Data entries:
>>
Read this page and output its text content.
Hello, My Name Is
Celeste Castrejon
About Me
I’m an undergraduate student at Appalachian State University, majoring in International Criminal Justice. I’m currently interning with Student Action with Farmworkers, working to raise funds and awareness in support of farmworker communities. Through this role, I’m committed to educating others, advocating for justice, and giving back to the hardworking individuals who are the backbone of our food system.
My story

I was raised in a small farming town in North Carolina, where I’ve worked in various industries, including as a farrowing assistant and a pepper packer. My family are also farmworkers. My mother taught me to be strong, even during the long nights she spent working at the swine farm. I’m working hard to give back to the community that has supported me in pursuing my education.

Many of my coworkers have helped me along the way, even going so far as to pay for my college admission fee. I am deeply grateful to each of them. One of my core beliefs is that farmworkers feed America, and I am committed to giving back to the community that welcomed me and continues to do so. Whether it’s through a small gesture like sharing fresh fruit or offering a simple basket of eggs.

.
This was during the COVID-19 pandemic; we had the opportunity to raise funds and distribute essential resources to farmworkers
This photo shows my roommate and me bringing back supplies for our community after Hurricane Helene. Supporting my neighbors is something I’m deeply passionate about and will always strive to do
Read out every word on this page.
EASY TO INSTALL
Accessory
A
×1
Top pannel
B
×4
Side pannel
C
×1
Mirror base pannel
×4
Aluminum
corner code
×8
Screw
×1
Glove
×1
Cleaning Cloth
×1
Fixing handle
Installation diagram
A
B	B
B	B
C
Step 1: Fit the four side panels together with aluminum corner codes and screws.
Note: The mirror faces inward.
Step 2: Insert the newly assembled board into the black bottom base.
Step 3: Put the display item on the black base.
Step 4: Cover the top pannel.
<<
Requirement: Exact repetition is required for the lines from the one that contains "Read out every word on this page." through the final line; leave out everything else.

Answer in full:
Read out every word on this page.
EASY TO INSTALL
Accessory
A
×1
Top pannel
B
×4
Side pannel
C
×1
Mirror base pannel
×4
Aluminum
corner code
×8
Screw
×1
Glove
×1
Cleaning Cloth
×1
Fixing handle
Installation diagram
A
B	B
B	B
C
Step 1: Fit the four side panels together with aluminum corner codes and screws.
Note: The mirror faces inward.
Step 2: Insert the newly assembled board into the black bottom base.
Step 3: Put the display item on the black base.
Step 4: Cover the top pannel.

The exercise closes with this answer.